To do: Comb through the entries for "from" and pull out each line that holds it.

━━━ Records for the task ━━━

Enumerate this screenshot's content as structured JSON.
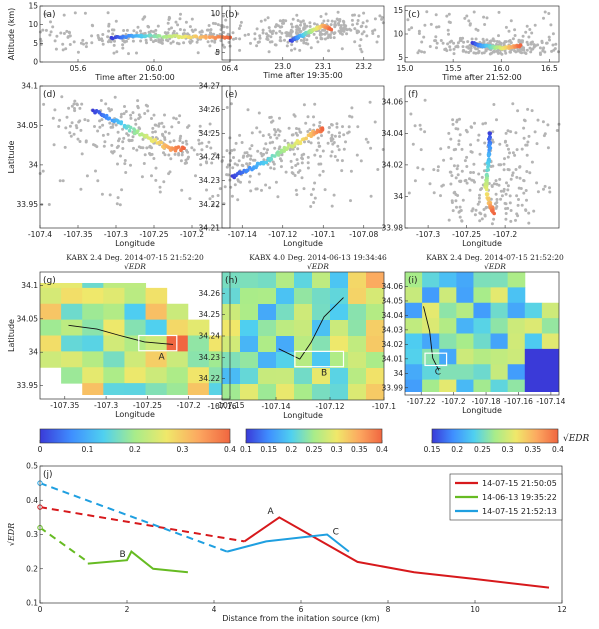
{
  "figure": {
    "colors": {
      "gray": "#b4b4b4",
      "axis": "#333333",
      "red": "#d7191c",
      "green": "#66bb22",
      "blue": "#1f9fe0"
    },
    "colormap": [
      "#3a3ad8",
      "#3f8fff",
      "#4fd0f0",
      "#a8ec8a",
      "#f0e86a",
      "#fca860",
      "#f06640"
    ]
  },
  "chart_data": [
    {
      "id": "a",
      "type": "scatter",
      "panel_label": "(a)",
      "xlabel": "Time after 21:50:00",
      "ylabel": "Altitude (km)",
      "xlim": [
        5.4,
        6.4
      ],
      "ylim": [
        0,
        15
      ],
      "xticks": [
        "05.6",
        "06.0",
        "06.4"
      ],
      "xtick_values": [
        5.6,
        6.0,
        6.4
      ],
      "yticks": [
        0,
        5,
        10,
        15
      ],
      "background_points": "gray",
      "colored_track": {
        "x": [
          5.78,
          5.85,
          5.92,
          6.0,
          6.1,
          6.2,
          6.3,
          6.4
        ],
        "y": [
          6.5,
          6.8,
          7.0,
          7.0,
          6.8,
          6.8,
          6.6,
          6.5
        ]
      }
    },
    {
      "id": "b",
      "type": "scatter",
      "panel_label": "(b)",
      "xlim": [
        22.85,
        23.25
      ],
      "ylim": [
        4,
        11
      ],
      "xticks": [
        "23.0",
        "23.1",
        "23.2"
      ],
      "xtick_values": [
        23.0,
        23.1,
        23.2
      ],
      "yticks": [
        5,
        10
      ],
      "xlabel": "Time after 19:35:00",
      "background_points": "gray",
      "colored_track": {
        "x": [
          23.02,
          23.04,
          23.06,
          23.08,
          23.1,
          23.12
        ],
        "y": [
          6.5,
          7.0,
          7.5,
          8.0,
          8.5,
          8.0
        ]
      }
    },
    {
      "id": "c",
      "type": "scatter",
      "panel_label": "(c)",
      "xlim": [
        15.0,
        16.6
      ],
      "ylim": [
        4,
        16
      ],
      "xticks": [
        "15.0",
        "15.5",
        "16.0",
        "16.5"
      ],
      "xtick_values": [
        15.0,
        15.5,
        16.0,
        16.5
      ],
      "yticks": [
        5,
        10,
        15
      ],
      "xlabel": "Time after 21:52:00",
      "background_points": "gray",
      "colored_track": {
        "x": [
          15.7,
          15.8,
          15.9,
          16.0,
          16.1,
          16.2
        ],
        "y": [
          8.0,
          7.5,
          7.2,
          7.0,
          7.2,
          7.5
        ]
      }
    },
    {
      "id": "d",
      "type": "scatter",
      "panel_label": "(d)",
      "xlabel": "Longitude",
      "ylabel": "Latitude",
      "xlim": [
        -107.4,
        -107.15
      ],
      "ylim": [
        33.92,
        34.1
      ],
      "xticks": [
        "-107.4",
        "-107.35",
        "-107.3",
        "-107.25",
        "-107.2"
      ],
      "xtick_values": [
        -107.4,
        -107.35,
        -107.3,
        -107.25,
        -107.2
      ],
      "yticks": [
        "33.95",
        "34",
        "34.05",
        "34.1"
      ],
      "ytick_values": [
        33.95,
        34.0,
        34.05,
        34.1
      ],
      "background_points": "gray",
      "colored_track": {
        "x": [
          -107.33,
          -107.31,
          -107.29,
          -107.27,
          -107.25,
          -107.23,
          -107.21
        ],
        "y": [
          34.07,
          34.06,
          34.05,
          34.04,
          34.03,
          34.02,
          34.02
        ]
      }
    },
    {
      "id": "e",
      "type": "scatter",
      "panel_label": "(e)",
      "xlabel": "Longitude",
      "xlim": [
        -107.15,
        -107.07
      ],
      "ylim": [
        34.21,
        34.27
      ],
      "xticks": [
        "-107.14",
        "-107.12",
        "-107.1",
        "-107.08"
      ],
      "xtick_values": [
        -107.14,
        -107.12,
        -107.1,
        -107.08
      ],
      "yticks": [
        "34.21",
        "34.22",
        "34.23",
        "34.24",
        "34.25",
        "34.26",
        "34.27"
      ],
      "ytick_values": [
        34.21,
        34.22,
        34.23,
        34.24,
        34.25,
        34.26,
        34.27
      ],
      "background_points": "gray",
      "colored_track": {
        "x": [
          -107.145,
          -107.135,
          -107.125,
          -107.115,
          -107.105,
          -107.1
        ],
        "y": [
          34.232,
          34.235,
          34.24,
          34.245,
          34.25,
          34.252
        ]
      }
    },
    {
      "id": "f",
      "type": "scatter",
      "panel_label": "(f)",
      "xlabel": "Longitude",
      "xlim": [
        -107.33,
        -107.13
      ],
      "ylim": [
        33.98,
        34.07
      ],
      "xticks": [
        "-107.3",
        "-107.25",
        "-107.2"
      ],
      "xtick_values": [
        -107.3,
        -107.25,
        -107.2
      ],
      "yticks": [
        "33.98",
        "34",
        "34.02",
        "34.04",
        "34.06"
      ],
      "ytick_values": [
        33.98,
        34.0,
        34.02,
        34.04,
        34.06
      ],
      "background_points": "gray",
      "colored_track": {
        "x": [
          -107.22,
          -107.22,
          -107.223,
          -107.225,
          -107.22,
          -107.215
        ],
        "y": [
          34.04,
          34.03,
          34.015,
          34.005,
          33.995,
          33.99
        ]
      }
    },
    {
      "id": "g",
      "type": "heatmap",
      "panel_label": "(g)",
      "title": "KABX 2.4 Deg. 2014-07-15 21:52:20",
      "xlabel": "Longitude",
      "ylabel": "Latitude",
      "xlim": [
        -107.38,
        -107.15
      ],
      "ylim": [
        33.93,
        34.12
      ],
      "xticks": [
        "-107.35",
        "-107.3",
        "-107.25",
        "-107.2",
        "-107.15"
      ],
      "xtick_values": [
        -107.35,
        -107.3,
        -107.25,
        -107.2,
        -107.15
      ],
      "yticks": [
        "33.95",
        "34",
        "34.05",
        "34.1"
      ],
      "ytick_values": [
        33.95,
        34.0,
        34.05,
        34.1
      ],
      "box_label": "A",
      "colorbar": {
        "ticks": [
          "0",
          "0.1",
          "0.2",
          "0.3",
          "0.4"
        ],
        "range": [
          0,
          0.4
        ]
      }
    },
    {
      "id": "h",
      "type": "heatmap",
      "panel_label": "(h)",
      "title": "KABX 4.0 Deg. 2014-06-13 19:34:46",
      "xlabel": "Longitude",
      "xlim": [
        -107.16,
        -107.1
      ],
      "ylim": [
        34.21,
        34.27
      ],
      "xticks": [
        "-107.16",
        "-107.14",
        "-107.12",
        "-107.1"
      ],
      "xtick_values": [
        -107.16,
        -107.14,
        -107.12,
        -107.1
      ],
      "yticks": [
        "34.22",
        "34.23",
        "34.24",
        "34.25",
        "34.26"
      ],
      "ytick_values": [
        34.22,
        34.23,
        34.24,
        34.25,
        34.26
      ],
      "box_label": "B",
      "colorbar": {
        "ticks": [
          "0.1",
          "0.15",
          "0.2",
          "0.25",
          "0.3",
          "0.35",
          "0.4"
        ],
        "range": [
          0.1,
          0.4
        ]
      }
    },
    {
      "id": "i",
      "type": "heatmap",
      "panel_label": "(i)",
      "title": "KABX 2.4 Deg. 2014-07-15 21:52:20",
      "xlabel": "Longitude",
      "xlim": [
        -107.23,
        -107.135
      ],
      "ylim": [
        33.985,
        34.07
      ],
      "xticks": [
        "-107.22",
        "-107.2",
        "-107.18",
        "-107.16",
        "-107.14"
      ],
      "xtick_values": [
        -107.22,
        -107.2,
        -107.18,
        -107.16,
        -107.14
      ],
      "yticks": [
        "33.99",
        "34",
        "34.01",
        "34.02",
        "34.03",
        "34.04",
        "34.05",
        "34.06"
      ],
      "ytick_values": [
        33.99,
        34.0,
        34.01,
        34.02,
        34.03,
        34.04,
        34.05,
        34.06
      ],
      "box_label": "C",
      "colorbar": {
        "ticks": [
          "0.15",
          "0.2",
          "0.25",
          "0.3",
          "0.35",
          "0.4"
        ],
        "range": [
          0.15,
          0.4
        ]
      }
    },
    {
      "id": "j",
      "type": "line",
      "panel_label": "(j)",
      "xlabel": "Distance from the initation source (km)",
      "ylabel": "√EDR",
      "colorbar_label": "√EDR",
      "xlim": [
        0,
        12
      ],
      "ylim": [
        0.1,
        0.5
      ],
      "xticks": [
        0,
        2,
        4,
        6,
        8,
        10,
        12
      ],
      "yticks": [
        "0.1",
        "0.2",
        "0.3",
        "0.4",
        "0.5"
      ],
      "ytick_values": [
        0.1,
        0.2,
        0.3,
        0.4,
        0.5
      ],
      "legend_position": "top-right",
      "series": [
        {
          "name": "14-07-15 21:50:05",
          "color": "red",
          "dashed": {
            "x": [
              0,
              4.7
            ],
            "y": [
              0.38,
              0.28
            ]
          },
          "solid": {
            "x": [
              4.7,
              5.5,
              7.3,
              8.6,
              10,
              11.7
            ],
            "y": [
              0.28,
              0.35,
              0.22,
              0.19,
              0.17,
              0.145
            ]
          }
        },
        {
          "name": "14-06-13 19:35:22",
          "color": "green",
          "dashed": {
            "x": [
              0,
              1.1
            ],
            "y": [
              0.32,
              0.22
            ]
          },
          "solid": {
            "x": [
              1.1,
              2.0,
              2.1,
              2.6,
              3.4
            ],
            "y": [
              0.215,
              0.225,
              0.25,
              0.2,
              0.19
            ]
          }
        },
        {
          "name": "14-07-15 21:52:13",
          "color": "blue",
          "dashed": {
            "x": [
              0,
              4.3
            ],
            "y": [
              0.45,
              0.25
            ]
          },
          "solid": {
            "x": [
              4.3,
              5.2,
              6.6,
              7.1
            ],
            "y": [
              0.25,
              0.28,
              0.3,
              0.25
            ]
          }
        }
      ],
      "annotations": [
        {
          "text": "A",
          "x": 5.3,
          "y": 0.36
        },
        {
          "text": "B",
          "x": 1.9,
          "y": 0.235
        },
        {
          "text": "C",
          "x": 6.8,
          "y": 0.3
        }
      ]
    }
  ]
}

━━━
━━━ Records for the task ━━━

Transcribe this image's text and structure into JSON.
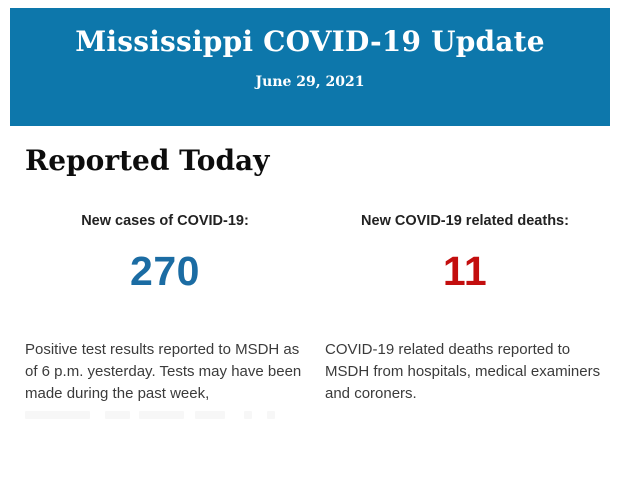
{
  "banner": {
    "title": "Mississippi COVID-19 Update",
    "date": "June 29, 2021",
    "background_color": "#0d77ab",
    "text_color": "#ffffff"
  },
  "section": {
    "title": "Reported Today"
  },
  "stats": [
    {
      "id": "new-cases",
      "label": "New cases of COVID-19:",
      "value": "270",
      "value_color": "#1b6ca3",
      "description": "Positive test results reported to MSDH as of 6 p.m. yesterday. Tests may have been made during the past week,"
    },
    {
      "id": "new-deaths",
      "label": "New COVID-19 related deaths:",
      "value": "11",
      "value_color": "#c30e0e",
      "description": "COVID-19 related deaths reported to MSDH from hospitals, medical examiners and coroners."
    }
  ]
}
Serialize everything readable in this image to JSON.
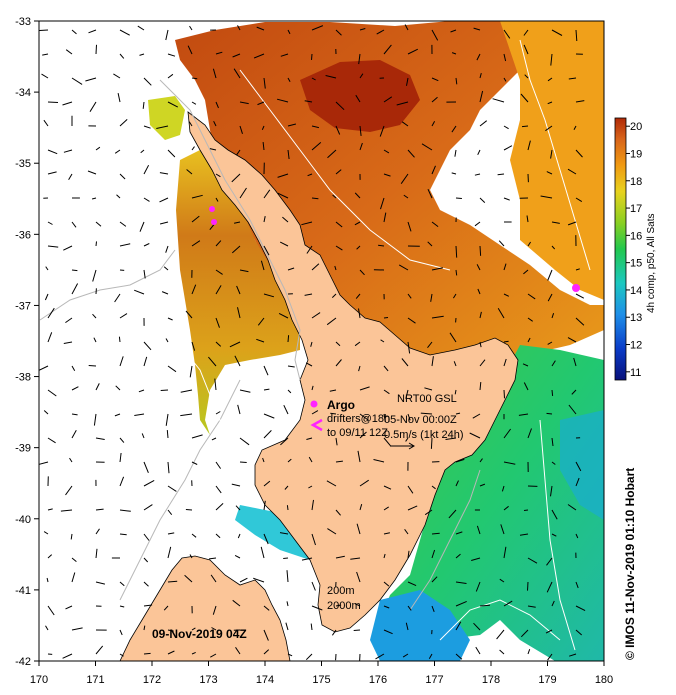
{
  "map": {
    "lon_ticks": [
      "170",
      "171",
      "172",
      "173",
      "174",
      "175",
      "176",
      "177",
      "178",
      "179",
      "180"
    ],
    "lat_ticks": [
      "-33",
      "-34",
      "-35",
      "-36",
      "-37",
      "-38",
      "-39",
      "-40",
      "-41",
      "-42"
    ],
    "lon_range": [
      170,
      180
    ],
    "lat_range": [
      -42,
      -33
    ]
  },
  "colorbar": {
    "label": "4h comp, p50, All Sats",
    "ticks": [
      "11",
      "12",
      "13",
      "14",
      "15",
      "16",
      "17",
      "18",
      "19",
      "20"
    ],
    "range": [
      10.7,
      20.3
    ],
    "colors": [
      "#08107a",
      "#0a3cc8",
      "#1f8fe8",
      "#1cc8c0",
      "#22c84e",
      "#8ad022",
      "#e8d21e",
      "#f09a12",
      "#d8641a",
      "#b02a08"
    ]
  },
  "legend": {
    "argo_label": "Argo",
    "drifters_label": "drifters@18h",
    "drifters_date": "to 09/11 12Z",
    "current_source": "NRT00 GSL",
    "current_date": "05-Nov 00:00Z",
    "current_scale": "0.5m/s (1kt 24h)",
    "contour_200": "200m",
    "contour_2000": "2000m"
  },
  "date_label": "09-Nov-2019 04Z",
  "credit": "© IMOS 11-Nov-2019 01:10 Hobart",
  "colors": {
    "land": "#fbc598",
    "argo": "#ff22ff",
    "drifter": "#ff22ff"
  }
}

━━━
━━━ Records for the task ━━━

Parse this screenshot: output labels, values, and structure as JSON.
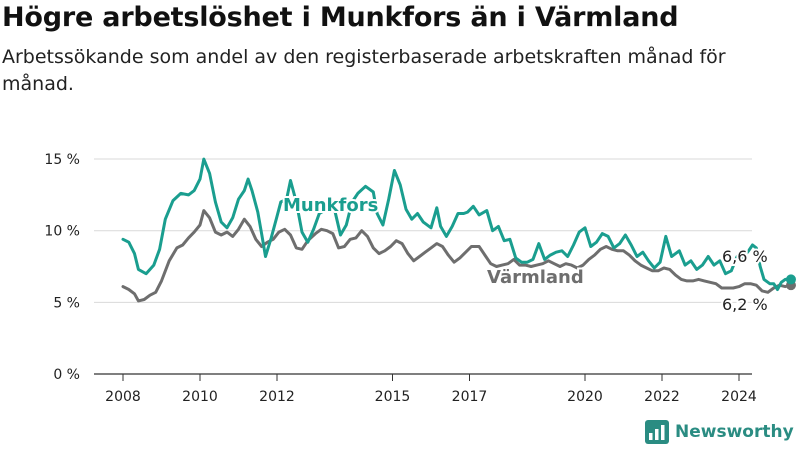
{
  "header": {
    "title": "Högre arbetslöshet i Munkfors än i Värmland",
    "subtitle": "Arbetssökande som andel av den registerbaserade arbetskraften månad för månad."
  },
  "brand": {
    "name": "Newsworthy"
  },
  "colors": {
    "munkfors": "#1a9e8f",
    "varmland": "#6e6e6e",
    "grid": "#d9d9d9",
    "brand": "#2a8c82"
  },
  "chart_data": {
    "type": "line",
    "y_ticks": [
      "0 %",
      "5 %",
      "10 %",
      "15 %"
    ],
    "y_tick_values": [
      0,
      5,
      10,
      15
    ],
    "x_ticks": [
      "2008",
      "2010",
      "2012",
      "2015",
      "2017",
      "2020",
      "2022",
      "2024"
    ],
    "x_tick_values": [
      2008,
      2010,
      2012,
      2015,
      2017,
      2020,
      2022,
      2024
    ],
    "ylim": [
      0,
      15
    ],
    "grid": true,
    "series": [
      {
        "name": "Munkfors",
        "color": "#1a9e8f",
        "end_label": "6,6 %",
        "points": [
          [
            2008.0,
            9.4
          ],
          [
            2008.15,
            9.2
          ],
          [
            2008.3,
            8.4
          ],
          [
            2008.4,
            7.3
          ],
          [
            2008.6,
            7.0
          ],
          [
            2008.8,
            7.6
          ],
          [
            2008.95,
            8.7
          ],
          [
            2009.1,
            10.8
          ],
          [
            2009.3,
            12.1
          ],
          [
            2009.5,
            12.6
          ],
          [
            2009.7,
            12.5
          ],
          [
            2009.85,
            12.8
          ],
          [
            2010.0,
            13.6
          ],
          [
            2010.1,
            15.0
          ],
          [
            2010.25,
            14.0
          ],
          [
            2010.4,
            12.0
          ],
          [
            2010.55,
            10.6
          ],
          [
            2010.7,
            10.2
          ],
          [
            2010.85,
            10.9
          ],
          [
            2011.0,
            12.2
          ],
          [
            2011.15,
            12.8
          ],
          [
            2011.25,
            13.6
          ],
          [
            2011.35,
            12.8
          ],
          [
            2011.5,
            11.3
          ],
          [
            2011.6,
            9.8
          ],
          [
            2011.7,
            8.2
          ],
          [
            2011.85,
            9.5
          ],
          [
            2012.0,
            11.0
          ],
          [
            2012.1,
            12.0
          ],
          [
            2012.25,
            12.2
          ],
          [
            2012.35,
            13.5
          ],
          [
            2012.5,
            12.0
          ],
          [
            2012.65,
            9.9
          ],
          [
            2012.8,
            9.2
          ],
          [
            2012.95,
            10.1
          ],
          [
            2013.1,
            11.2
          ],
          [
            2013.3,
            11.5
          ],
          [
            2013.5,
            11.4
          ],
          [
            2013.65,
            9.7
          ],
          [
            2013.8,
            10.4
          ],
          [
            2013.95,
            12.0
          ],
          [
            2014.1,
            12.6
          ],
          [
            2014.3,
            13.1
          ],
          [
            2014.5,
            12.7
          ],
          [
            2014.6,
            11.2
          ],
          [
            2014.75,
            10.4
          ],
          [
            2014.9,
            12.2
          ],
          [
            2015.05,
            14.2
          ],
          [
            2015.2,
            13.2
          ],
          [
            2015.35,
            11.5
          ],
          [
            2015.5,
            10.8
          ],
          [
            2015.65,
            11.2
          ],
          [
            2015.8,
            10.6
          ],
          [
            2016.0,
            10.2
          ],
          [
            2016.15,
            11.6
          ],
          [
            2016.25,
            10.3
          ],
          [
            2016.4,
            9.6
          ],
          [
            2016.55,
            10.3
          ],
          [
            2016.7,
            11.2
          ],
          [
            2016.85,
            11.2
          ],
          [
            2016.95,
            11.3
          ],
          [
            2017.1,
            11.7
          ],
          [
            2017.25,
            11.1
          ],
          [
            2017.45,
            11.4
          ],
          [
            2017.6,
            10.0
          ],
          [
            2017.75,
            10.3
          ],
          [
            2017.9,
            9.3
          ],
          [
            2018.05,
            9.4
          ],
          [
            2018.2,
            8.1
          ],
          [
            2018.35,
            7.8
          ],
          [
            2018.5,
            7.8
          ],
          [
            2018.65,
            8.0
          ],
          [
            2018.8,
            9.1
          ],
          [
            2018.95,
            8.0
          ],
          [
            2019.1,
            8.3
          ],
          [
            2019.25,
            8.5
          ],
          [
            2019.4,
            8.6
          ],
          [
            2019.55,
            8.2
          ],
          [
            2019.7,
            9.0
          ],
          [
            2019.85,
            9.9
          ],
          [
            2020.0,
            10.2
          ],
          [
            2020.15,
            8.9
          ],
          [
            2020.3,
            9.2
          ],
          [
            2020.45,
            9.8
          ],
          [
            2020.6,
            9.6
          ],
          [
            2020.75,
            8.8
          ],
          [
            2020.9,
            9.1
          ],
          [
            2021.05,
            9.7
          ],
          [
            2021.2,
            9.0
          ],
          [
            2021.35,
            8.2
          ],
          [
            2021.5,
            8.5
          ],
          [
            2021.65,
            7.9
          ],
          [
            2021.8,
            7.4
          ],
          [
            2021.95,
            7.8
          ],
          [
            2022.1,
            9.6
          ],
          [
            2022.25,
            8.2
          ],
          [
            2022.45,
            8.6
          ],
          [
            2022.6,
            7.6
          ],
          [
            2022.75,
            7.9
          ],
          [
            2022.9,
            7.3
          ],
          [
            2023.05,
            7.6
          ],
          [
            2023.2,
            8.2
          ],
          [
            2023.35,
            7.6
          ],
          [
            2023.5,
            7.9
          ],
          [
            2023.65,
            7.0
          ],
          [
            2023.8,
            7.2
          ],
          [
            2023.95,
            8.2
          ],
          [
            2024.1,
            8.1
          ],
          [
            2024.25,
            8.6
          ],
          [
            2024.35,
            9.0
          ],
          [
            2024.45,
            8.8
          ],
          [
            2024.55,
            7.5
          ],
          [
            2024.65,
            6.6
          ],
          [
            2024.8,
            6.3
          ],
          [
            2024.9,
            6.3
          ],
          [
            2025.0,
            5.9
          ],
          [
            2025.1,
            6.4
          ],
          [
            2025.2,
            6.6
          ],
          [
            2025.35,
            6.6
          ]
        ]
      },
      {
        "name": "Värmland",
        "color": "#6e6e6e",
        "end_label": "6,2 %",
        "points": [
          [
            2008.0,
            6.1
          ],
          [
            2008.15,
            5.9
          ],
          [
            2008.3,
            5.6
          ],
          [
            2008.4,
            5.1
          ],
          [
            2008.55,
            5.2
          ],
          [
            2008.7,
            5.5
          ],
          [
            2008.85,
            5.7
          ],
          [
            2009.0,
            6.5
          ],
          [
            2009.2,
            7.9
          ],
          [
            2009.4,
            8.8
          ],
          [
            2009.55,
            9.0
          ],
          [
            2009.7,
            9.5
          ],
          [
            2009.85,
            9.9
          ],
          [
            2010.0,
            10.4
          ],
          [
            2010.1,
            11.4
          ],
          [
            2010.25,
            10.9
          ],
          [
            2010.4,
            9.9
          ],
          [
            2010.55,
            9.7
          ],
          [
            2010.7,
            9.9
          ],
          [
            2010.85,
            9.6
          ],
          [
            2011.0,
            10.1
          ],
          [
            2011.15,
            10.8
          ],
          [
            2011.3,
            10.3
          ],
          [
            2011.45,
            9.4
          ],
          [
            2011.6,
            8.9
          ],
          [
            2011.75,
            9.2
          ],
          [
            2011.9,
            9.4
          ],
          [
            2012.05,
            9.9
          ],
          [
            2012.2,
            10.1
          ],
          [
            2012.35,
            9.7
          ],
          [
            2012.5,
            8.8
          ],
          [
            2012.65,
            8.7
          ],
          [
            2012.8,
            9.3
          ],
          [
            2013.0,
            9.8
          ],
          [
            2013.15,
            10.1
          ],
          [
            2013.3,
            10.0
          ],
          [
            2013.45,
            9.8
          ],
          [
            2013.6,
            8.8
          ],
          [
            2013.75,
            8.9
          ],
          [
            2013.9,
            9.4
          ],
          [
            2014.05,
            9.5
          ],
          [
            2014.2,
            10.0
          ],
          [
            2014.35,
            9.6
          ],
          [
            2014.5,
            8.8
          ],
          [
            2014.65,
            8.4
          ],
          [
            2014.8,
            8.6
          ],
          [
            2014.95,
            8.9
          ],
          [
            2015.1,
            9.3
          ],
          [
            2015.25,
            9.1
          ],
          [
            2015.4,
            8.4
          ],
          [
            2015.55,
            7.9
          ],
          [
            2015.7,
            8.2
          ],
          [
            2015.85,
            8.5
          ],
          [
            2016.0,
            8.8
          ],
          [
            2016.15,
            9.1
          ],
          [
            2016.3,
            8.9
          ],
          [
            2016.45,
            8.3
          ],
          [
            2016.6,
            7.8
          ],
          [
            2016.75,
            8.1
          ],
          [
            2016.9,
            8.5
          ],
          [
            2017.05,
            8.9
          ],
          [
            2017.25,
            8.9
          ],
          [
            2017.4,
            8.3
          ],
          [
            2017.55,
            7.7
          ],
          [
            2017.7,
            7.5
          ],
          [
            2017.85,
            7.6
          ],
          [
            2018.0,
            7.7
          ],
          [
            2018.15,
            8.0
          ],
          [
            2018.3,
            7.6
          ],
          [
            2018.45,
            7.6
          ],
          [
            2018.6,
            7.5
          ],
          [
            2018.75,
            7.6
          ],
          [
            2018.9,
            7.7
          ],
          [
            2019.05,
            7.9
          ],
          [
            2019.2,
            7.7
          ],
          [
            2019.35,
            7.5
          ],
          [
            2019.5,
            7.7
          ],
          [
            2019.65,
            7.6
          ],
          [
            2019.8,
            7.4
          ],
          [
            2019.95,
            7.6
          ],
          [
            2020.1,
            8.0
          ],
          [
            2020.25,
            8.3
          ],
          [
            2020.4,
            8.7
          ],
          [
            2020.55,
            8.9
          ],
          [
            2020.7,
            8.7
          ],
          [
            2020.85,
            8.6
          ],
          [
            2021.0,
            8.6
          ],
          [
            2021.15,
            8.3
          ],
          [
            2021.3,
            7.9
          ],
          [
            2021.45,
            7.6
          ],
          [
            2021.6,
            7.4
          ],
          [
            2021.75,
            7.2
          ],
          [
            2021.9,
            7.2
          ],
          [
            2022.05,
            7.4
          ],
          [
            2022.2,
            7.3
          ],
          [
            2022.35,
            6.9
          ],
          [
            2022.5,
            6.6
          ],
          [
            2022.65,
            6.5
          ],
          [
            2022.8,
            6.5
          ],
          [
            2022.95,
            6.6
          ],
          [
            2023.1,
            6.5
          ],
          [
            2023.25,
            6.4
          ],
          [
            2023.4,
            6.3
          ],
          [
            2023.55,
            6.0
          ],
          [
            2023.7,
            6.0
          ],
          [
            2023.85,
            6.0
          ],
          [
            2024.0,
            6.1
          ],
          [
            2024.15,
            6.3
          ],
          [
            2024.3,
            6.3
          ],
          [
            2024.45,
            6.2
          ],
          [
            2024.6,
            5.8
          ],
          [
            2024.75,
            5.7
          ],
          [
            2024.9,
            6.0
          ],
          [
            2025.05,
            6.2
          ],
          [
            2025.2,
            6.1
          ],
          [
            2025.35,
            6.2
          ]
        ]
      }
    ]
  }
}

━━━

Answer to the problem:
      "xlabel": "Distance from the initation source (km)",
      "description": "COVID-19 related deaths reported to MSDH from hospitals, medical examiners and coroners."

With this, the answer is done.